The records ::
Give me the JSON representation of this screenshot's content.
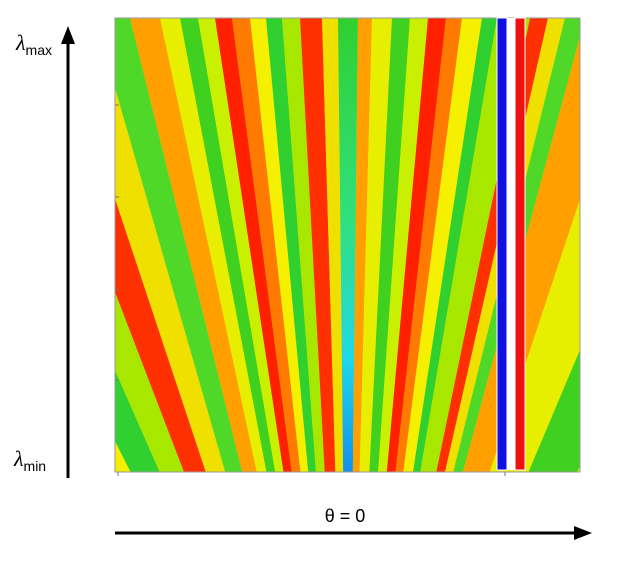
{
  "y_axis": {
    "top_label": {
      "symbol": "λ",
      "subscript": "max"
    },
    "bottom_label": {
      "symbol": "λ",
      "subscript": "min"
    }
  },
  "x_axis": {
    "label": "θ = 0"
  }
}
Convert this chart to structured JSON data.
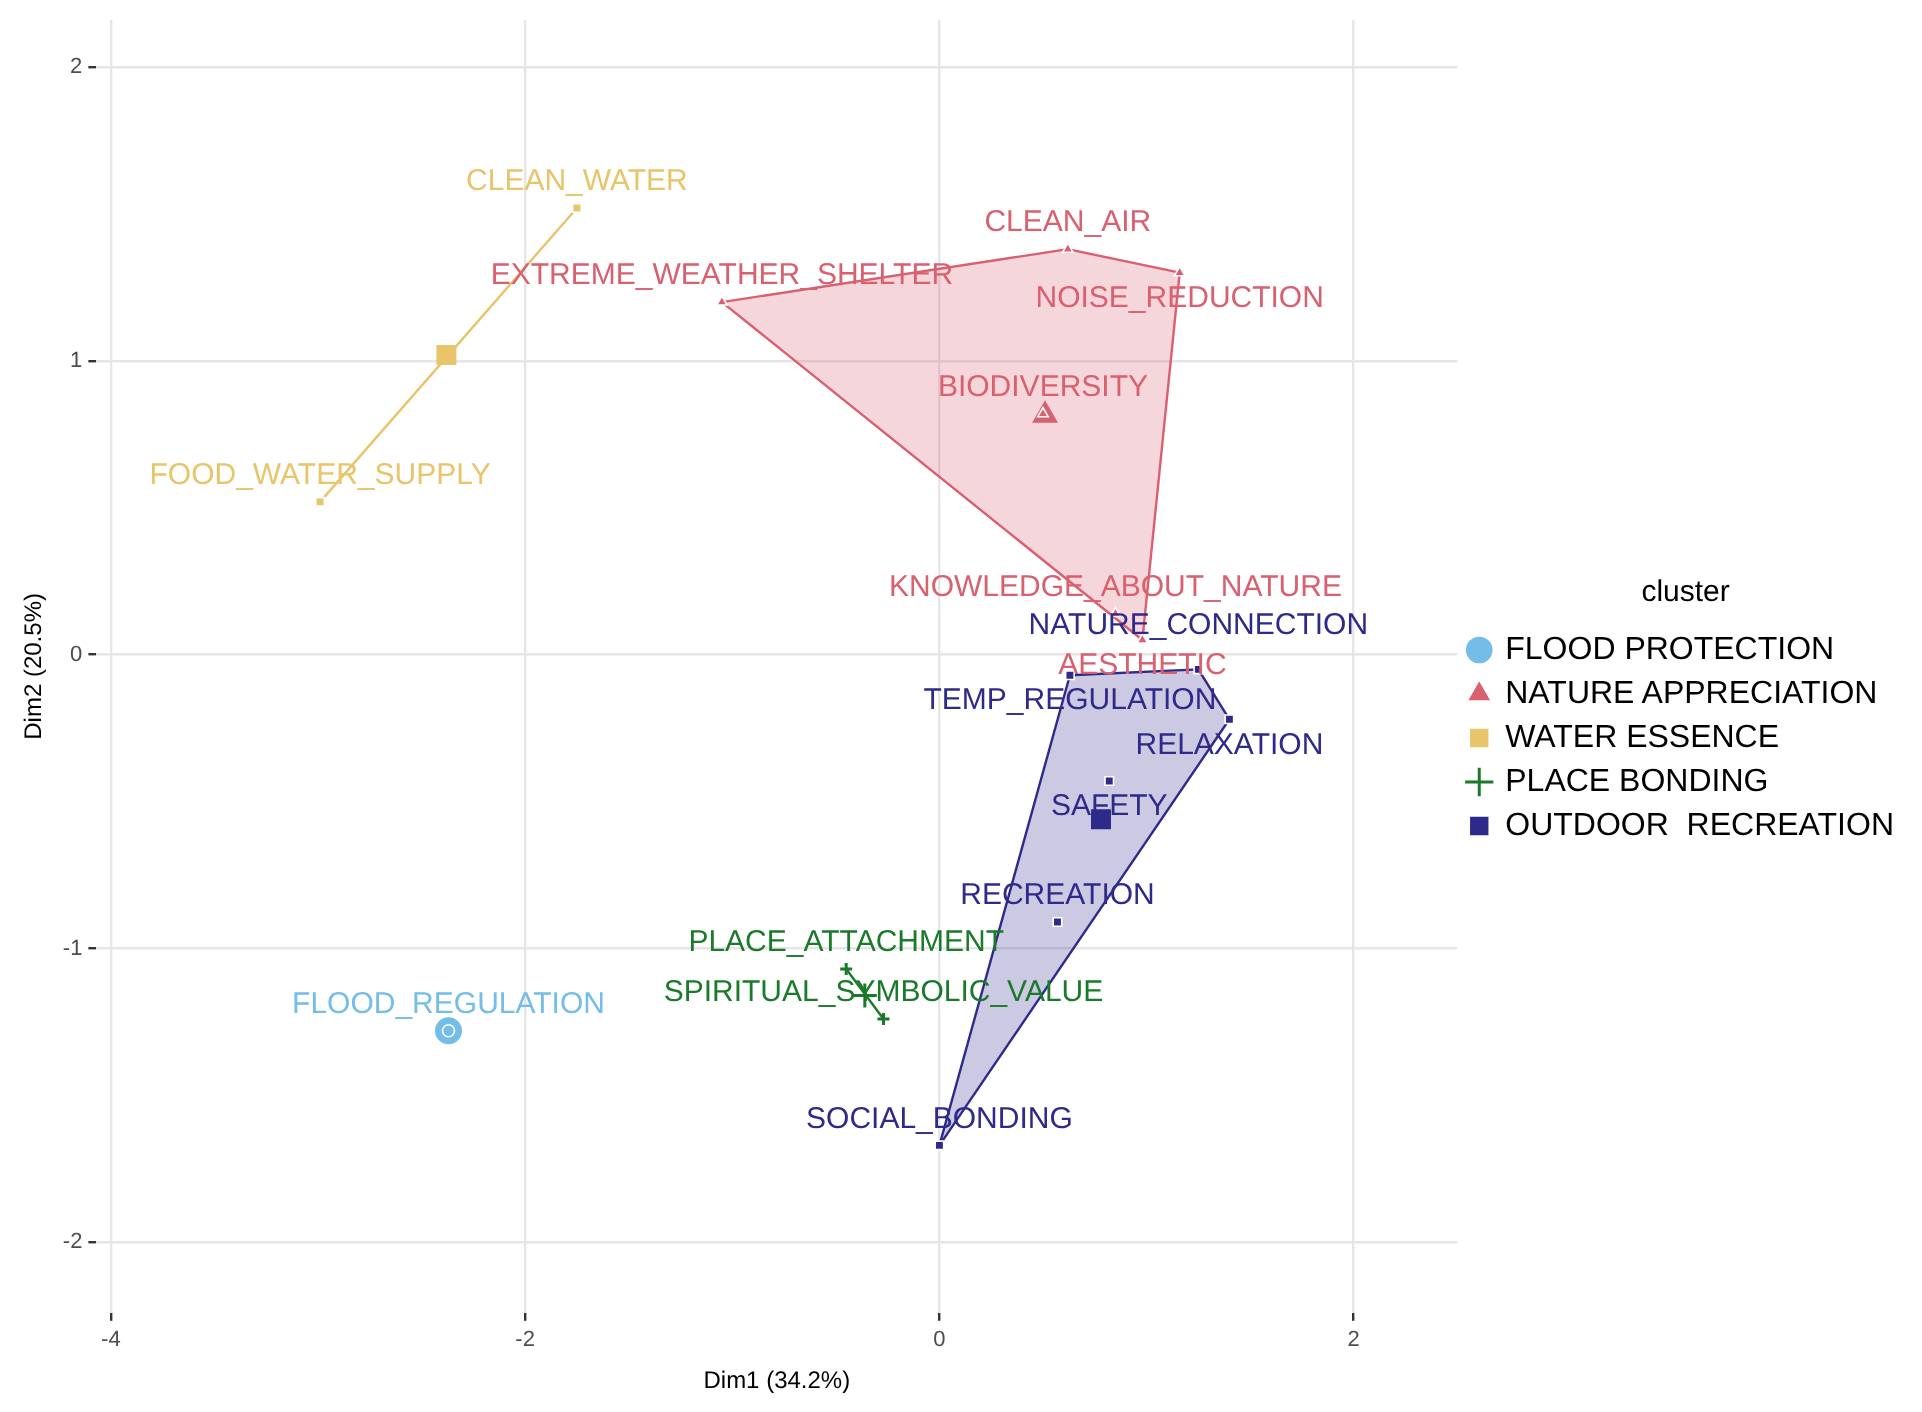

--

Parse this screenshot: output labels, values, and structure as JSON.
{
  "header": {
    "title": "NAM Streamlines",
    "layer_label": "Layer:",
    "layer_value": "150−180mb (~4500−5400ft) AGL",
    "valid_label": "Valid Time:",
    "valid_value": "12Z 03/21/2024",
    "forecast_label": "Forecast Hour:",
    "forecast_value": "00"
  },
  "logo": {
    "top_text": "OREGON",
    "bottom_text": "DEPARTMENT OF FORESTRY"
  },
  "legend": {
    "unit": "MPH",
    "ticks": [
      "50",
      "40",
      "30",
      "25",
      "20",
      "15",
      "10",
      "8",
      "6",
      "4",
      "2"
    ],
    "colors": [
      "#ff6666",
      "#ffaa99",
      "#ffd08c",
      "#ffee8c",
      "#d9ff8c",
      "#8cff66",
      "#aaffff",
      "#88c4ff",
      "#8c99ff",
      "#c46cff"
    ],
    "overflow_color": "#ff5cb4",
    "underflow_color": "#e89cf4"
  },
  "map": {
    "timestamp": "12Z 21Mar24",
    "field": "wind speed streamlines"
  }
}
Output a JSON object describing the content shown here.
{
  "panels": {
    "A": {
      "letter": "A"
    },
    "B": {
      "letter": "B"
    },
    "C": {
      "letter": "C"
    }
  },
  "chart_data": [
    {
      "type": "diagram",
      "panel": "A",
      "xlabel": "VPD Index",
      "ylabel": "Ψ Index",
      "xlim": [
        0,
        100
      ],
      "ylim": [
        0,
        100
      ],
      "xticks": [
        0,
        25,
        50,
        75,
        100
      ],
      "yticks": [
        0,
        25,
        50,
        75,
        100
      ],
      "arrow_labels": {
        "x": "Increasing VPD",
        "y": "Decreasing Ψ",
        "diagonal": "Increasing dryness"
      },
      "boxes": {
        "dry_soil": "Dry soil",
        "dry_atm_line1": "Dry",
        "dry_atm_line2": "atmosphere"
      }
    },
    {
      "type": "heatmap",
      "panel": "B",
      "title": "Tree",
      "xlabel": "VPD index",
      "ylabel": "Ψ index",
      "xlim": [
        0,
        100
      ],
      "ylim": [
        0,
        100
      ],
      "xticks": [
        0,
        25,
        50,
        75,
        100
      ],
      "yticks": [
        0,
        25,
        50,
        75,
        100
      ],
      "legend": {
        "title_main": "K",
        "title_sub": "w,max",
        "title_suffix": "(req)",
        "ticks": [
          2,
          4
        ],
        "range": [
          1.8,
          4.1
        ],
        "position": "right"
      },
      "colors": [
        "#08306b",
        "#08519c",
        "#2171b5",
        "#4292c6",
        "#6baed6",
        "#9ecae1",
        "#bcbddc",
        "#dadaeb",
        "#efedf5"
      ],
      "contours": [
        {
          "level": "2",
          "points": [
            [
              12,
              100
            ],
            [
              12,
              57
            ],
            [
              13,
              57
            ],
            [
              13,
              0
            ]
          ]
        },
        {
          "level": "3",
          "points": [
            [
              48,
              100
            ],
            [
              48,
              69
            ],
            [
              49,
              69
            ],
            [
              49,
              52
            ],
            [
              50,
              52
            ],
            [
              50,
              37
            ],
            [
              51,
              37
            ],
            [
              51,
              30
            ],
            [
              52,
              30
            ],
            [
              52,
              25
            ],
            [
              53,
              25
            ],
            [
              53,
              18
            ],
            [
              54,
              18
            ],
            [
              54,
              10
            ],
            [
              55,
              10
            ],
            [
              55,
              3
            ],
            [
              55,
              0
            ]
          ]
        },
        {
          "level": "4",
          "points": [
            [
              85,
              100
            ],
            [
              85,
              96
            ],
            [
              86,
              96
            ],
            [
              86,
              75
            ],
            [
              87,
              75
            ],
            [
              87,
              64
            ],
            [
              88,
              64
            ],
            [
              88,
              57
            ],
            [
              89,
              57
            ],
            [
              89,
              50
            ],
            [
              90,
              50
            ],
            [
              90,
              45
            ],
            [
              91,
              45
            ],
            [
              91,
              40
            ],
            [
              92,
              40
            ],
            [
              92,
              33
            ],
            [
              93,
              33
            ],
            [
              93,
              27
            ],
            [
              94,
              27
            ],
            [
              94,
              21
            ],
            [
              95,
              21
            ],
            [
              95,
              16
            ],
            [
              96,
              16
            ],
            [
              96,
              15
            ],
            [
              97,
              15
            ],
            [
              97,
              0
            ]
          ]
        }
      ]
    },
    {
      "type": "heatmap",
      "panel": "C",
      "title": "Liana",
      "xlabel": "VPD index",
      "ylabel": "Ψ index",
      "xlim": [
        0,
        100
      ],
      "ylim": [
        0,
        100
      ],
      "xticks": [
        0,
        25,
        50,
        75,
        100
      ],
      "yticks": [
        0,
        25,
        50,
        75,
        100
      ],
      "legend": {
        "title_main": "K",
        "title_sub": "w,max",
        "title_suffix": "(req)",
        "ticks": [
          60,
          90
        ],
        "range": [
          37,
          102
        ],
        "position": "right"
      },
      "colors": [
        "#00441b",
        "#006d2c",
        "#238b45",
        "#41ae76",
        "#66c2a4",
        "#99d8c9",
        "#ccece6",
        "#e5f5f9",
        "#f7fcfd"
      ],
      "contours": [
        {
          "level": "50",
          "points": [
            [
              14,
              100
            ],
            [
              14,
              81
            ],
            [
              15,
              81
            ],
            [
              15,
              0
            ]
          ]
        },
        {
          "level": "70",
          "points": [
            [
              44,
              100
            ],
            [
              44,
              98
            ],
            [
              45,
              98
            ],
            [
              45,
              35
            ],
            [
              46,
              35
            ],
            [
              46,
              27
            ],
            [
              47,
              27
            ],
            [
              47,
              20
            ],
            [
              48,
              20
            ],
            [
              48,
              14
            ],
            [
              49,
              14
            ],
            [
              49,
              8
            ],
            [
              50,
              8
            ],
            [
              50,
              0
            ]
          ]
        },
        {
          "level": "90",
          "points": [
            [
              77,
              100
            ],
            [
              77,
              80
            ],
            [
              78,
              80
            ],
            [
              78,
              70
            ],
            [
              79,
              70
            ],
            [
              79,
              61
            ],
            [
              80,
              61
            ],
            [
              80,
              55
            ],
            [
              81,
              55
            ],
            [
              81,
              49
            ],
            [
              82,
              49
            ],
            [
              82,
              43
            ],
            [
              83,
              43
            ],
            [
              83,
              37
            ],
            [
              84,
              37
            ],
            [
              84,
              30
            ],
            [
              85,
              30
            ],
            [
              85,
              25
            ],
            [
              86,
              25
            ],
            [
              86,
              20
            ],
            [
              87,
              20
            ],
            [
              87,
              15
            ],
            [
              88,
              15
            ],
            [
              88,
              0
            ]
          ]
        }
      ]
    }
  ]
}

What is needed :: Your job is to reproduce the lines from the one with "Give me the" through the one with "Convert this chart to structured JSON data.", both kept, exactly as they are. Leave out the pictures.

Worked solution ::
Give me the JSON representation of this screenshot's content.
{
  "y_axis": {
    "top_label": {
      "symbol": "λ",
      "subscript": "max"
    },
    "bottom_label": {
      "symbol": "λ",
      "subscript": "min"
    }
  },
  "x_axis": {
    "label": "θ = 0"
  }
}
Convert this chart to structured JSON data.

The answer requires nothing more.